OBJECTIVE: Identify, in the records below, every line where the string "text" appears, and copy each such line.

EXTRACTED INFORMATION:
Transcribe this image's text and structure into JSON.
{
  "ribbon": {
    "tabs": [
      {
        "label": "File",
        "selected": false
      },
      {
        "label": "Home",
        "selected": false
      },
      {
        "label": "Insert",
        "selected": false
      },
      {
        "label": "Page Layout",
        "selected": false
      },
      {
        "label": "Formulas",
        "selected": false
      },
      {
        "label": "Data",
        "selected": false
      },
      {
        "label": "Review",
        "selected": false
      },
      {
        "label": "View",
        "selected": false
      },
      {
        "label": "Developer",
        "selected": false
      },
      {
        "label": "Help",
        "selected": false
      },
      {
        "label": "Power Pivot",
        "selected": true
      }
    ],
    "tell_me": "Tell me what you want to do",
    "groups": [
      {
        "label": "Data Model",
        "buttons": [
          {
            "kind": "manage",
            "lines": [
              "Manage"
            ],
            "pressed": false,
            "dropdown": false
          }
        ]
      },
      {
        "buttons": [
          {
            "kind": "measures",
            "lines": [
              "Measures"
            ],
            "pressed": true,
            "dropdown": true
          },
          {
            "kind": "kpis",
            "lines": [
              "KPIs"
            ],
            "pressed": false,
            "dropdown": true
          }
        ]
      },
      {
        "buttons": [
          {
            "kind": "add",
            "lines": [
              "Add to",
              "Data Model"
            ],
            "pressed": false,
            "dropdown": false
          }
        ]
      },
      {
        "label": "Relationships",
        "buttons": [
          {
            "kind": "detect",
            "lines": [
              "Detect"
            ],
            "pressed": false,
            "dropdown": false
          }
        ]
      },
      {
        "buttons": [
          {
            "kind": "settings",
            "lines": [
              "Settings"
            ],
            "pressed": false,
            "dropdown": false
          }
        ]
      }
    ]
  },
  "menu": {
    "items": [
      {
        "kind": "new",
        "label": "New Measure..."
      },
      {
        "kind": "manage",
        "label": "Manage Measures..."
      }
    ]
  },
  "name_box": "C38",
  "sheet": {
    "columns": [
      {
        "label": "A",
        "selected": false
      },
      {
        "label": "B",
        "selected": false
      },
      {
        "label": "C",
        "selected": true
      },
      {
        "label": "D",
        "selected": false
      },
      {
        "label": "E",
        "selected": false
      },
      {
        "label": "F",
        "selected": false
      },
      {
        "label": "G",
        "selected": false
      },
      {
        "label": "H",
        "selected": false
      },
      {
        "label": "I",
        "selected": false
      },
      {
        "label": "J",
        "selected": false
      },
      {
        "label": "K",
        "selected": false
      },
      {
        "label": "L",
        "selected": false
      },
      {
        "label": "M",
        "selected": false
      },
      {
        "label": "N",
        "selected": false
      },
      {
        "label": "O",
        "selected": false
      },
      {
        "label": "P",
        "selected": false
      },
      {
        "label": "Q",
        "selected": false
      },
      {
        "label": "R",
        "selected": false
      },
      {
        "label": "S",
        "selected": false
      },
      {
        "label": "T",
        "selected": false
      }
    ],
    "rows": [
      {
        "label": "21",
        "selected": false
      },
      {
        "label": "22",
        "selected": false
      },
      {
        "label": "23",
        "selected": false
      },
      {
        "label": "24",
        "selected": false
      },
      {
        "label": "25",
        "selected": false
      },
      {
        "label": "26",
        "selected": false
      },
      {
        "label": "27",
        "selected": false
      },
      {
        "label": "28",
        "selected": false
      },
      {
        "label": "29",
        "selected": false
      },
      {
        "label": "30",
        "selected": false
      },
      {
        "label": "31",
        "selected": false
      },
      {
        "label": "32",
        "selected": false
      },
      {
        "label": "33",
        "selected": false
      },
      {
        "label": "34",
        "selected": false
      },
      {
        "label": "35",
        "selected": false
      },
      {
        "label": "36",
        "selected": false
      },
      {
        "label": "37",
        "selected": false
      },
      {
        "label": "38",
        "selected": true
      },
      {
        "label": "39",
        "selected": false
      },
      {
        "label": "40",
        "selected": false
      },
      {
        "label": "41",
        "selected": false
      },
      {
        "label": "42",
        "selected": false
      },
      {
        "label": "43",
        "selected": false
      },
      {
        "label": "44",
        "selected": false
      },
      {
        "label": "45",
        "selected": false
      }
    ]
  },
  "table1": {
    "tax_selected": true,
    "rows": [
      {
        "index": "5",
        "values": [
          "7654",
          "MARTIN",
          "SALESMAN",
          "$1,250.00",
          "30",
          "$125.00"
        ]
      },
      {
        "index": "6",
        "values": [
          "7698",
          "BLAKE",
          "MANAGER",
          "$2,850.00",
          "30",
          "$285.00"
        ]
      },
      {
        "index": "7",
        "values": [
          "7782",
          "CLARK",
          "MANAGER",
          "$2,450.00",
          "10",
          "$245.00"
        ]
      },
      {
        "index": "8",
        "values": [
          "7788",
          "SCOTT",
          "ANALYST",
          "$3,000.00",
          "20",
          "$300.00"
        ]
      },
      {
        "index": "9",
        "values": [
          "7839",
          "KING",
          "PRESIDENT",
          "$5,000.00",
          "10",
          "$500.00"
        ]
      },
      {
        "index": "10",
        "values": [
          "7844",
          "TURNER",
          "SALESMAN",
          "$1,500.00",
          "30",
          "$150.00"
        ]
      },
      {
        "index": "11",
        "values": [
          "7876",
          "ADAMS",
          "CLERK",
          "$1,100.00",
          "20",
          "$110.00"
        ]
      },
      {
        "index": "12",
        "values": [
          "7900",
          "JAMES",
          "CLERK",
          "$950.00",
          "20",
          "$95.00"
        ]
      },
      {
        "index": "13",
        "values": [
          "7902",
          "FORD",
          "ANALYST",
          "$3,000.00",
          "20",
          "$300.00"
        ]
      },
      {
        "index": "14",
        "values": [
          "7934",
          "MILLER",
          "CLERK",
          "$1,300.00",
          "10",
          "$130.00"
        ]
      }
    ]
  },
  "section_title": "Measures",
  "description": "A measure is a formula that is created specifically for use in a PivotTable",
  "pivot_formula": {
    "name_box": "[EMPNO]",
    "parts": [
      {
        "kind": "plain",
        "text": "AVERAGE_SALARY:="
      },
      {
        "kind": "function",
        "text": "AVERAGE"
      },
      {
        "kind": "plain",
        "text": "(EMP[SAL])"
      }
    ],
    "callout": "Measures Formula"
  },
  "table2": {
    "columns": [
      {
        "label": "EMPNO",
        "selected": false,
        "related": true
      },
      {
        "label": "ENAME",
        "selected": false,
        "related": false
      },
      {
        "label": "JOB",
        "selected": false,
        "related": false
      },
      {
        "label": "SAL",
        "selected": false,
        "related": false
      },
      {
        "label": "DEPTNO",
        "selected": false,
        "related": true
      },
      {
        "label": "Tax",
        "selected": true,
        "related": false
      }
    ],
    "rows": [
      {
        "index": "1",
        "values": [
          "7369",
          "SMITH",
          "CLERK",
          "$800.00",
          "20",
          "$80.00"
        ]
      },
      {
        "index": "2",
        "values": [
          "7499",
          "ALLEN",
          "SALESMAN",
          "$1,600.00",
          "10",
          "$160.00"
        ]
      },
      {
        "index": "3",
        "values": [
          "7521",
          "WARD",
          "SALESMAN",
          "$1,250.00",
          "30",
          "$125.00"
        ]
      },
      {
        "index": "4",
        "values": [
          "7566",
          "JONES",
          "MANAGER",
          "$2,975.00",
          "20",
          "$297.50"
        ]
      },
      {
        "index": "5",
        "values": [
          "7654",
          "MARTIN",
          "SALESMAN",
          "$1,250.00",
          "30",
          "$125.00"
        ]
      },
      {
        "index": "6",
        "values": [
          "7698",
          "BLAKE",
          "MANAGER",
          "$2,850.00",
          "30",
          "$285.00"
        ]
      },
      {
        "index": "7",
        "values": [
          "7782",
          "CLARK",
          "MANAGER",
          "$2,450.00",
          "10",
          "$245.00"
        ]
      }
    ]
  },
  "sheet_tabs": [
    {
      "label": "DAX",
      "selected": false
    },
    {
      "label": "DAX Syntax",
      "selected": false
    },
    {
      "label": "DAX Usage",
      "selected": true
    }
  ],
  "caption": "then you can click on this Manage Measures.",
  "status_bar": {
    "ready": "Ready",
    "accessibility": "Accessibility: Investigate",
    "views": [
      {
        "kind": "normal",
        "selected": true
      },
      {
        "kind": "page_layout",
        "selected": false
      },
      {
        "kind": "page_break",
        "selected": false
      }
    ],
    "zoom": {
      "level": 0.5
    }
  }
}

RESULT:
Transcribe this image's text and structure into JSON.
        "text": "AVERAGE_SALARY:="
        "text": "AVERAGE"
        "text": "(EMP[SAL])"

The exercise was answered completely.